(A block of data)
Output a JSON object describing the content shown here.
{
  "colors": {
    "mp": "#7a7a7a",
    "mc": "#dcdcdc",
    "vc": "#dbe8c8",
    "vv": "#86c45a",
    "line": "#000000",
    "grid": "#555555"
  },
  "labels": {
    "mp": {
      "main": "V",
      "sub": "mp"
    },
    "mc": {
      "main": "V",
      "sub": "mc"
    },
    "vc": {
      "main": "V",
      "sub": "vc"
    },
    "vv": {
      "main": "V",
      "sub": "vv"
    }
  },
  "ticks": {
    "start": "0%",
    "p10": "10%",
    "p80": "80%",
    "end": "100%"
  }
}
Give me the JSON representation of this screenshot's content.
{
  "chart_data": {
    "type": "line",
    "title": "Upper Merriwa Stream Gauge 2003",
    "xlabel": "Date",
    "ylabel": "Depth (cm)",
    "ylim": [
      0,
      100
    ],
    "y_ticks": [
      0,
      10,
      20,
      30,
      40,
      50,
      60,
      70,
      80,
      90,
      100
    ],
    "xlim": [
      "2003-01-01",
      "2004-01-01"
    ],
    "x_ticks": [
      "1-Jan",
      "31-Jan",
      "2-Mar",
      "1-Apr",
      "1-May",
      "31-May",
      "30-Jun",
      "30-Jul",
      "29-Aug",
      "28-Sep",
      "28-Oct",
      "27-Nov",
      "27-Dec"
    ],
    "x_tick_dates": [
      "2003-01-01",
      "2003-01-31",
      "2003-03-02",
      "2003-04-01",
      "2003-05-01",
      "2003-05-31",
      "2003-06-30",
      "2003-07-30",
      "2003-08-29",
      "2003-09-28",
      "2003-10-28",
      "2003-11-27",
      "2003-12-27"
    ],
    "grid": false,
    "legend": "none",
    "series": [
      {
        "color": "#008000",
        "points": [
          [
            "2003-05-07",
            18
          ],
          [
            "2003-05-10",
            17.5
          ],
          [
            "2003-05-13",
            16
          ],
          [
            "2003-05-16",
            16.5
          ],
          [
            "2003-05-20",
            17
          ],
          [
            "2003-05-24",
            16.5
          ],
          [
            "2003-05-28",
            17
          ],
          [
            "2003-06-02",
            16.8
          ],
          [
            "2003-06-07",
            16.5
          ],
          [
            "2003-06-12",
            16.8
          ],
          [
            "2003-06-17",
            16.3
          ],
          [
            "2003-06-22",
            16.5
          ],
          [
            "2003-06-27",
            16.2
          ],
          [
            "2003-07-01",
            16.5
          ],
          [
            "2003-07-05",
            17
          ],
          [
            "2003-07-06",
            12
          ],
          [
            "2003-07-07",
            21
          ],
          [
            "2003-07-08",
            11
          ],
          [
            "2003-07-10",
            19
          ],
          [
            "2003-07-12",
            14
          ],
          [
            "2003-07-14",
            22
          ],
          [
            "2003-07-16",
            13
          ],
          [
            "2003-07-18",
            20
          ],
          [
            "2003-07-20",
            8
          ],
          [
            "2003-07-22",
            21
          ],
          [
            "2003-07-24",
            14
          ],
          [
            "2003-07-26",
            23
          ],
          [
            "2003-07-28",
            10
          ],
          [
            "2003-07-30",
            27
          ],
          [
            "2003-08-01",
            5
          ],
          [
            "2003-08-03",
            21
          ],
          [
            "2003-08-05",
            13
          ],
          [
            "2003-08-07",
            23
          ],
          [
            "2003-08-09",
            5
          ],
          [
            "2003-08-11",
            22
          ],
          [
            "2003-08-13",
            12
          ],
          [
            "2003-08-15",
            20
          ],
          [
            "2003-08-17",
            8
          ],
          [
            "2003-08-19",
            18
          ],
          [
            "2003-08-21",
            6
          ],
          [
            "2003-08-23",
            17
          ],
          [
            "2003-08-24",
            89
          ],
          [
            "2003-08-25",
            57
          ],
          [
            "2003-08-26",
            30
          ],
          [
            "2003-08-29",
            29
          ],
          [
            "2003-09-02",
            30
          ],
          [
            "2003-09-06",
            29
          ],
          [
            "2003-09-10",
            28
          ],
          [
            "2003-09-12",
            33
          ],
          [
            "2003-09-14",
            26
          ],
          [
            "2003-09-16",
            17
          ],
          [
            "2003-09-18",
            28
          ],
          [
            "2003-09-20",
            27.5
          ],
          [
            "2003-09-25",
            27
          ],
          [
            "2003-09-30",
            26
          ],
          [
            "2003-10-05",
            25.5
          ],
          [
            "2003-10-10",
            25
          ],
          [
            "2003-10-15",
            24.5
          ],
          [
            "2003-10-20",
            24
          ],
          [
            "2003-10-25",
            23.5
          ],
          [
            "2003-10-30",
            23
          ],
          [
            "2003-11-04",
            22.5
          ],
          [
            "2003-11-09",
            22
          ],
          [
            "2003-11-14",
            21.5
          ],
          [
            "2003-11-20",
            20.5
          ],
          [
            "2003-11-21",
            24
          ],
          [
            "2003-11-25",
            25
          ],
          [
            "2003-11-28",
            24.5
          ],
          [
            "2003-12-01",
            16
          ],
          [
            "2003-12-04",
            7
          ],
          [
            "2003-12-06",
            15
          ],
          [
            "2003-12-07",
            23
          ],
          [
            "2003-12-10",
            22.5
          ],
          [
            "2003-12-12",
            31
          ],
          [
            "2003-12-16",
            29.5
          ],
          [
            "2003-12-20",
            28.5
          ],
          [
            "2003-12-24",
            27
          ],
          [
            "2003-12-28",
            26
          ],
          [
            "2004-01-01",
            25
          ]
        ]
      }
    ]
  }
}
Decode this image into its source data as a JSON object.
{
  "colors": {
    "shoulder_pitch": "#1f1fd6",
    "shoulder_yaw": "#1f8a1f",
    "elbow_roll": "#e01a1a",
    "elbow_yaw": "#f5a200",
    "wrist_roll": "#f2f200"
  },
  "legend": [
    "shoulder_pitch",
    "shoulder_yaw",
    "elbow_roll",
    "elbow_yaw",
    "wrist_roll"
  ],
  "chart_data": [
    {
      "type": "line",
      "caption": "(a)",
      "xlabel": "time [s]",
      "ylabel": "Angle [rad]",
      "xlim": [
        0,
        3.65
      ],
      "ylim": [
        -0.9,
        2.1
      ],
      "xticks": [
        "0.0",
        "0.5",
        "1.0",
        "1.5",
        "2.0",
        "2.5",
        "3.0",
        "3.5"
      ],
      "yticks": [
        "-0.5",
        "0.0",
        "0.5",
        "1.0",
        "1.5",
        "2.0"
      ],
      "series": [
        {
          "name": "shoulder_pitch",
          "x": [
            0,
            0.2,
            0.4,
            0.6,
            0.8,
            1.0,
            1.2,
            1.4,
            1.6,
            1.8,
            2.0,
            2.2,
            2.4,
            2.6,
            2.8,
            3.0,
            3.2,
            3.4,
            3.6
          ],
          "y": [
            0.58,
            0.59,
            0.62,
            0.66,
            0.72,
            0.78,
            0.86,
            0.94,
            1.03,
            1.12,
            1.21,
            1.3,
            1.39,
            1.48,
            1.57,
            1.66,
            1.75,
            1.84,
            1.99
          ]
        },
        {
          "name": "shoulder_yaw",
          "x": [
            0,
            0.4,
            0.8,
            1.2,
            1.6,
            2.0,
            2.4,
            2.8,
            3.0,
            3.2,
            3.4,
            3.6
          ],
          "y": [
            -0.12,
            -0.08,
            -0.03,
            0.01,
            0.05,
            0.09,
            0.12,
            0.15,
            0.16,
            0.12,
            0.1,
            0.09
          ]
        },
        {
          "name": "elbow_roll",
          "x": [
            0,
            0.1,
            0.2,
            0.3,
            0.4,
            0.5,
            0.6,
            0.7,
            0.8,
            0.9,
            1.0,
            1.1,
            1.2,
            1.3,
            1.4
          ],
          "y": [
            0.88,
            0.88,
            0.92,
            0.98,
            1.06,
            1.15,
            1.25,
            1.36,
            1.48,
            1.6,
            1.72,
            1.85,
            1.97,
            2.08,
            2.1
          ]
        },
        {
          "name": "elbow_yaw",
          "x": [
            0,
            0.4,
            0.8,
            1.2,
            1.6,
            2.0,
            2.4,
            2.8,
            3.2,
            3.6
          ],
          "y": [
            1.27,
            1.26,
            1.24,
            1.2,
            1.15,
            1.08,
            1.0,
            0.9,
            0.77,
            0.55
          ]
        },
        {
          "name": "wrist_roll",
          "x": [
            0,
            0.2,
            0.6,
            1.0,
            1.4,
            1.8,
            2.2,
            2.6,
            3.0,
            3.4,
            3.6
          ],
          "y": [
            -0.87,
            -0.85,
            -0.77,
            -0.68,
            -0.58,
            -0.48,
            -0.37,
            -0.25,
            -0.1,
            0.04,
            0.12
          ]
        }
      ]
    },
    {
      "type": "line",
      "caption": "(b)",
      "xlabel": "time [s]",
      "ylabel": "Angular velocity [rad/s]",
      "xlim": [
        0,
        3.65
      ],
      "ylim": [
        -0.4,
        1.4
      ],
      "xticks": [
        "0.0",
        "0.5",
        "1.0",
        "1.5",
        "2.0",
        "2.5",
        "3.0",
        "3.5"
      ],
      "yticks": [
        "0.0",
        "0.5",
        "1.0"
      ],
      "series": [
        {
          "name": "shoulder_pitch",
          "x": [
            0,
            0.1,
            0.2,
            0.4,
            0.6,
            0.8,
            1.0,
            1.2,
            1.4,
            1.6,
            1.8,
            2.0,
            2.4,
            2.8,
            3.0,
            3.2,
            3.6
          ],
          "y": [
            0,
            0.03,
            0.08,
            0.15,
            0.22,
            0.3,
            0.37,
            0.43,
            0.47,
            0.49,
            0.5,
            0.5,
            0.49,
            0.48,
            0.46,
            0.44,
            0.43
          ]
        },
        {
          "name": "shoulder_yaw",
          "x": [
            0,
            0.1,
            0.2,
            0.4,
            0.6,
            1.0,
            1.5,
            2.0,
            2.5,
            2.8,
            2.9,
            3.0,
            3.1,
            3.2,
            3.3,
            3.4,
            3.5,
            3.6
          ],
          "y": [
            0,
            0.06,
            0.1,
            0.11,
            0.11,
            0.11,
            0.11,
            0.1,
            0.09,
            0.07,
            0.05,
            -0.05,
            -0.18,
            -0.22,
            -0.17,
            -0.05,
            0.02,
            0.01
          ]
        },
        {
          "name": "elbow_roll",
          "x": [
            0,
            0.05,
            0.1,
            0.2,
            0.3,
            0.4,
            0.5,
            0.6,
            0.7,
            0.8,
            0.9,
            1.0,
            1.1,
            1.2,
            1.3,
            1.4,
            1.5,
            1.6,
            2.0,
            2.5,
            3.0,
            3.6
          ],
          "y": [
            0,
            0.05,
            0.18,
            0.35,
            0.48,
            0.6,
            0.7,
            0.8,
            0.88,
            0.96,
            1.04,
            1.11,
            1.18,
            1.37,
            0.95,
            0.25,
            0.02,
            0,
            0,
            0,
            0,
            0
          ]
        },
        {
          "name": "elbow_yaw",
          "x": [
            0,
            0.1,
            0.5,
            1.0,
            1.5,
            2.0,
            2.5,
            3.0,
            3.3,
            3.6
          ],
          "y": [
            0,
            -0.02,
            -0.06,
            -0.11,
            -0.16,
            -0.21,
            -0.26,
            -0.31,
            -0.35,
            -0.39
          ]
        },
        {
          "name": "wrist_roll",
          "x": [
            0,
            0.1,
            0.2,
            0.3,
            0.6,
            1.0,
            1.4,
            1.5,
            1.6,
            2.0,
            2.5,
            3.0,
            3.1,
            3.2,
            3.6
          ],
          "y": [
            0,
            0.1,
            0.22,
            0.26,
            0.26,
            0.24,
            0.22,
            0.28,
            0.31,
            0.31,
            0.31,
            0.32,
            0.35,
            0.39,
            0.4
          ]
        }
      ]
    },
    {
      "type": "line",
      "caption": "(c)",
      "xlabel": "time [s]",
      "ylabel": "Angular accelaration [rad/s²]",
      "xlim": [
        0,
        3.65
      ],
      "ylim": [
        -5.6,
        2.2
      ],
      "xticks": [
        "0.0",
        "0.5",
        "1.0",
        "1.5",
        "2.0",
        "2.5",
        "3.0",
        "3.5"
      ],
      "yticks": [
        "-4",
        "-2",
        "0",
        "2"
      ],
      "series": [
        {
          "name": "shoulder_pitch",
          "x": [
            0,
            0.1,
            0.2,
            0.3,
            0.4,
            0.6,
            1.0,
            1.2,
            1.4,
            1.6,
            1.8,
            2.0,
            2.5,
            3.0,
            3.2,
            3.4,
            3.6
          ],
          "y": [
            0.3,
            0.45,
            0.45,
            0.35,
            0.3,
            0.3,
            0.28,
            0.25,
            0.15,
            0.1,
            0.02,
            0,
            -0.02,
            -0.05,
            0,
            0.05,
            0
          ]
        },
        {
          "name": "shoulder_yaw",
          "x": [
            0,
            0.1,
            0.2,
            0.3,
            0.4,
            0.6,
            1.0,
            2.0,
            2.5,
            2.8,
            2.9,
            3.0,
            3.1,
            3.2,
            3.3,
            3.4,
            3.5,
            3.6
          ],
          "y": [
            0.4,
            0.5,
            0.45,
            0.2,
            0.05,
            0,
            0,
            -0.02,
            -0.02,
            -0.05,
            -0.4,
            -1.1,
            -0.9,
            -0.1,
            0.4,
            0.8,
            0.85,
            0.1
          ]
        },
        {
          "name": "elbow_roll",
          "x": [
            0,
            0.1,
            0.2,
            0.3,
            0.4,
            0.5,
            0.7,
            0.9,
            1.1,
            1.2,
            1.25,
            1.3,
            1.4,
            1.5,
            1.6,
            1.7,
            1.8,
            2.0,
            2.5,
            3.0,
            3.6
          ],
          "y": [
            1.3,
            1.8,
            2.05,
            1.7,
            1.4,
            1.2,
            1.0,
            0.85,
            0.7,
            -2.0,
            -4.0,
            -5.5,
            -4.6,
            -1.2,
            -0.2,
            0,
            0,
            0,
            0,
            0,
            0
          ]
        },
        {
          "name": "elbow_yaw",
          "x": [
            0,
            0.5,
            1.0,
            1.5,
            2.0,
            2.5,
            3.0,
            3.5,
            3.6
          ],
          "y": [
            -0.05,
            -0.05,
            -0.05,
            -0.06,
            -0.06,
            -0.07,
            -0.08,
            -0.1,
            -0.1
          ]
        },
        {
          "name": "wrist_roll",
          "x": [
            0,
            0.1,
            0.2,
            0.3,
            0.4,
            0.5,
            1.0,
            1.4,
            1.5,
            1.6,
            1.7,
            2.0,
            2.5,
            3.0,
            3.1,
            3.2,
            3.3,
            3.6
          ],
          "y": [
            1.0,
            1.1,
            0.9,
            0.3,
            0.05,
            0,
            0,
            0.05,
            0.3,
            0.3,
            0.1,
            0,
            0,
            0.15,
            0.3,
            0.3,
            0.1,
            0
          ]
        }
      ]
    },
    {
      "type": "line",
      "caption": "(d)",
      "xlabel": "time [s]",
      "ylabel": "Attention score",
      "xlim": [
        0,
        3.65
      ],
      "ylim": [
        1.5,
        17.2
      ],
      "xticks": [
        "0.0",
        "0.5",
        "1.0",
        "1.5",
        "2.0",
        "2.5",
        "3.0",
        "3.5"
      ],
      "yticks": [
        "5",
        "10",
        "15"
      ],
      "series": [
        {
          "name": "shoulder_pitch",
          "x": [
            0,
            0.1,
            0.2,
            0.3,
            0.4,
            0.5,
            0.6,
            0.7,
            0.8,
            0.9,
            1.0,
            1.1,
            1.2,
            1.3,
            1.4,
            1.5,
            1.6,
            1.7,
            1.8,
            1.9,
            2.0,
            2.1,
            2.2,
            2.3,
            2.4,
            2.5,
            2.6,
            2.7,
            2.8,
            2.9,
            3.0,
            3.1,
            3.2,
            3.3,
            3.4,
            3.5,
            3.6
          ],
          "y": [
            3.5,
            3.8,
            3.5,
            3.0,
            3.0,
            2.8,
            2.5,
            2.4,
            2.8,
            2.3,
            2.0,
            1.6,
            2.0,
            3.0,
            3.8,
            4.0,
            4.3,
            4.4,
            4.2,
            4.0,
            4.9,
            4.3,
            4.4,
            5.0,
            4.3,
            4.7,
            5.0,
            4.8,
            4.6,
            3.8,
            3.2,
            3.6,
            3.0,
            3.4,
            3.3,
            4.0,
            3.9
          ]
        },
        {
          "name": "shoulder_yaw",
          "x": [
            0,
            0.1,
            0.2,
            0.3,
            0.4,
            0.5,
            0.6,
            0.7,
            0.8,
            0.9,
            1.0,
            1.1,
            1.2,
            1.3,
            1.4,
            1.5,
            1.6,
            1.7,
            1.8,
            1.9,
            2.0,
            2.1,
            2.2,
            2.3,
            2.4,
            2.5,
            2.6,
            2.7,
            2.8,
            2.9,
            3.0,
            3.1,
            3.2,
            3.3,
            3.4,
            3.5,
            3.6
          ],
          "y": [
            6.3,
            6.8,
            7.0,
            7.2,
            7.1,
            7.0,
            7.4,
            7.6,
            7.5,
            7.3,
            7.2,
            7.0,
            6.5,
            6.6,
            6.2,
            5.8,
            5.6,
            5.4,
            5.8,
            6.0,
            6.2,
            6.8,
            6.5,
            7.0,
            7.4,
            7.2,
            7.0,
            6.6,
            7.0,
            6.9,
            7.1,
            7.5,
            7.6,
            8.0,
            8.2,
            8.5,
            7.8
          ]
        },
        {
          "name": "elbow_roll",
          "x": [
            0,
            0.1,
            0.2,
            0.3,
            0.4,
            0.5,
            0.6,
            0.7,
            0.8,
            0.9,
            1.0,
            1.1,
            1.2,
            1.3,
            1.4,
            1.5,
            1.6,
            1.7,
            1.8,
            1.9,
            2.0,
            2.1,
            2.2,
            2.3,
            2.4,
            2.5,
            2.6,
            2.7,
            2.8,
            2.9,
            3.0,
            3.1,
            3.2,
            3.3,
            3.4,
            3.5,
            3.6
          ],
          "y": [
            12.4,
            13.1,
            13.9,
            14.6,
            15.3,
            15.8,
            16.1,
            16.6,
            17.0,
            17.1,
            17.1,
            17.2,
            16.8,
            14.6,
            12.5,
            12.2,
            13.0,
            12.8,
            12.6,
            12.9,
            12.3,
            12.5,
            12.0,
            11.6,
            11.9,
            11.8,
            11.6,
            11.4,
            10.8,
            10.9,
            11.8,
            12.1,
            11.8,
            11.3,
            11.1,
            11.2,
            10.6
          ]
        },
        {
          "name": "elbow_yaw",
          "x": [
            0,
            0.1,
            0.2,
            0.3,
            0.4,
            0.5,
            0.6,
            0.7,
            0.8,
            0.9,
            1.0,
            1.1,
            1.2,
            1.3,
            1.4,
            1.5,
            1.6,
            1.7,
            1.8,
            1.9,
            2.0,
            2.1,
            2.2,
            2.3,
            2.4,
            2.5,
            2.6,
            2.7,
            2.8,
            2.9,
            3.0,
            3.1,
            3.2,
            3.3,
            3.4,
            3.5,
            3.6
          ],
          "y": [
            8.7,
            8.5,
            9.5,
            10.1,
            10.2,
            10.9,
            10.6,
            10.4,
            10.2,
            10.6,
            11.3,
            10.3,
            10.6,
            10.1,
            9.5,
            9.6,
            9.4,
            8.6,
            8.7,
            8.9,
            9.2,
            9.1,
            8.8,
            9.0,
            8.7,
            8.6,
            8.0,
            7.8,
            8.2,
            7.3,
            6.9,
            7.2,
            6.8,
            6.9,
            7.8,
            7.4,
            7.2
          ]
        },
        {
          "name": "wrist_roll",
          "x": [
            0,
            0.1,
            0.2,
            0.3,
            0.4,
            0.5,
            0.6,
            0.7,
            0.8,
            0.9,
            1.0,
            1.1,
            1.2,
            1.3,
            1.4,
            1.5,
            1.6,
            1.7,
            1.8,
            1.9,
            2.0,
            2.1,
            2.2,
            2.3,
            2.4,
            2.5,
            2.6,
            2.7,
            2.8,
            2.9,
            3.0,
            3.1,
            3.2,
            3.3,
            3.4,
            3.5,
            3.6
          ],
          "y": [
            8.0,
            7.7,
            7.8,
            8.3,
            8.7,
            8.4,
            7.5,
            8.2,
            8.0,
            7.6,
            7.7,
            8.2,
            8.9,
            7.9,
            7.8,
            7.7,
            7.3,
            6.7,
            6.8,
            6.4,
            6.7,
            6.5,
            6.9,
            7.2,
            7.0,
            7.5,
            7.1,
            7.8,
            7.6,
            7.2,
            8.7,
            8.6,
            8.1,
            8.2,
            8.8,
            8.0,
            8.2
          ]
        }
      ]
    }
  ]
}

TO BE DONE: Copy every line from the entries that contains the word "content".

WORKED SOLUTION:
Output a JSON object describing the content shown here.
Give me the JSON representation of this screenshot's content.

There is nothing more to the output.